Dataset entries on figures:
════════
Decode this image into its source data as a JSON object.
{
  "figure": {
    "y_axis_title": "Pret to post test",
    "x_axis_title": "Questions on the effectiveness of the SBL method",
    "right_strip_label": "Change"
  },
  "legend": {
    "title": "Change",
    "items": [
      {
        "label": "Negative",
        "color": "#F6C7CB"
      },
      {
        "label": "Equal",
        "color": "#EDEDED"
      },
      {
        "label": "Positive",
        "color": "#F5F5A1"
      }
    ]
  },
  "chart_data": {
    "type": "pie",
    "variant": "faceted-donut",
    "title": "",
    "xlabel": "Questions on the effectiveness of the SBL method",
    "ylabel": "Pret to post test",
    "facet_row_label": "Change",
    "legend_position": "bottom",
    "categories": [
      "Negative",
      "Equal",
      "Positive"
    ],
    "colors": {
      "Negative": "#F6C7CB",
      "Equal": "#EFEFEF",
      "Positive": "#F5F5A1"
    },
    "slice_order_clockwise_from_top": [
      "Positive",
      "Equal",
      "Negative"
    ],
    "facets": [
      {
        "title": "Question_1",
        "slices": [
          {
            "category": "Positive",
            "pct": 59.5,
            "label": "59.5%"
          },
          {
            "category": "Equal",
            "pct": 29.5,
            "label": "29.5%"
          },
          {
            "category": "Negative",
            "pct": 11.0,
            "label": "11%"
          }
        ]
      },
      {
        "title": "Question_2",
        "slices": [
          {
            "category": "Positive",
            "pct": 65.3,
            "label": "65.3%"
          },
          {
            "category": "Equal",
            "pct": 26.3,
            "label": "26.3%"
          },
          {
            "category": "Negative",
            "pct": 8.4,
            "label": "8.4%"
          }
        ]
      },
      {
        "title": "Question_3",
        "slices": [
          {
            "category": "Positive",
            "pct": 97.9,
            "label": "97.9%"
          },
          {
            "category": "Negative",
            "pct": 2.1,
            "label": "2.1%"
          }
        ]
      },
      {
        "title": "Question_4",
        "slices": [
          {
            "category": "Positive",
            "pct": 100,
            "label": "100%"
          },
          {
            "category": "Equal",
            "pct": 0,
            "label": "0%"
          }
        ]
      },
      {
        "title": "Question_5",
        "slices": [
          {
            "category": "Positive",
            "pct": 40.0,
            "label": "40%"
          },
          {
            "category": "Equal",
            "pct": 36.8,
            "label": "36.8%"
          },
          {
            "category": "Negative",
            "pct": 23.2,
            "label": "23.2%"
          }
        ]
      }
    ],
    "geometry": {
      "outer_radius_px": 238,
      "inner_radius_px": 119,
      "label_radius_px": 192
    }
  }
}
════════
= Exercise aim =
Each record above should be returned exactly as it appears.

= Result =
Decode this image into its source data as a JSON object.
{
  "figure": {
    "y_axis_title": "Pret to post test",
    "x_axis_title": "Questions on the effectiveness of the SBL method",
    "right_strip_label": "Change"
  },
  "legend": {
    "title": "Change",
    "items": [
      {
        "label": "Negative",
        "color": "#F6C7CB"
      },
      {
        "label": "Equal",
        "color": "#EDEDED"
      },
      {
        "label": "Positive",
        "color": "#F5F5A1"
      }
    ]
  },
  "chart_data": {
    "type": "pie",
    "variant": "faceted-donut",
    "title": "",
    "xlabel": "Questions on the effectiveness of the SBL method",
    "ylabel": "Pret to post test",
    "facet_row_label": "Change",
    "legend_position": "bottom",
    "categories": [
      "Negative",
      "Equal",
      "Positive"
    ],
    "colors": {
      "Negative": "#F6C7CB",
      "Equal": "#EFEFEF",
      "Positive": "#F5F5A1"
    },
    "slice_order_clockwise_from_top": [
      "Positive",
      "Equal",
      "Negative"
    ],
    "facets": [
      {
        "title": "Question_1",
        "slices": [
          {
            "category": "Positive",
            "pct": 59.5,
            "label": "59.5%"
          },
          {
            "category": "Equal",
            "pct": 29.5,
            "label": "29.5%"
          },
          {
            "category": "Negative",
            "pct": 11.0,
            "label": "11%"
          }
        ]
      },
      {
        "title": "Question_2",
        "slices": [
          {
            "category": "Positive",
            "pct": 65.3,
            "label": "65.3%"
          },
          {
            "category": "Equal",
            "pct": 26.3,
            "label": "26.3%"
          },
          {
            "category": "Negative",
            "pct": 8.4,
            "label": "8.4%"
          }
        ]
      },
      {
        "title": "Question_3",
        "slices": [
          {
            "category": "Positive",
            "pct": 97.9,
            "label": "97.9%"
          },
          {
            "category": "Negative",
            "pct": 2.1,
            "label": "2.1%"
          }
        ]
      },
      {
        "title": "Question_4",
        "slices": [
          {
            "category": "Positive",
            "pct": 100,
            "label": "100%"
          },
          {
            "category": "Equal",
            "pct": 0,
            "label": "0%"
          }
        ]
      },
      {
        "title": "Question_5",
        "slices": [
          {
            "category": "Positive",
            "pct": 40.0,
            "label": "40%"
          },
          {
            "category": "Equal",
            "pct": 36.8,
            "label": "36.8%"
          },
          {
            "category": "Negative",
            "pct": 23.2,
            "label": "23.2%"
          }
        ]
      }
    ],
    "geometry": {
      "outer_radius_px": 238,
      "inner_radius_px": 119,
      "label_radius_px": 192
    }
  }
}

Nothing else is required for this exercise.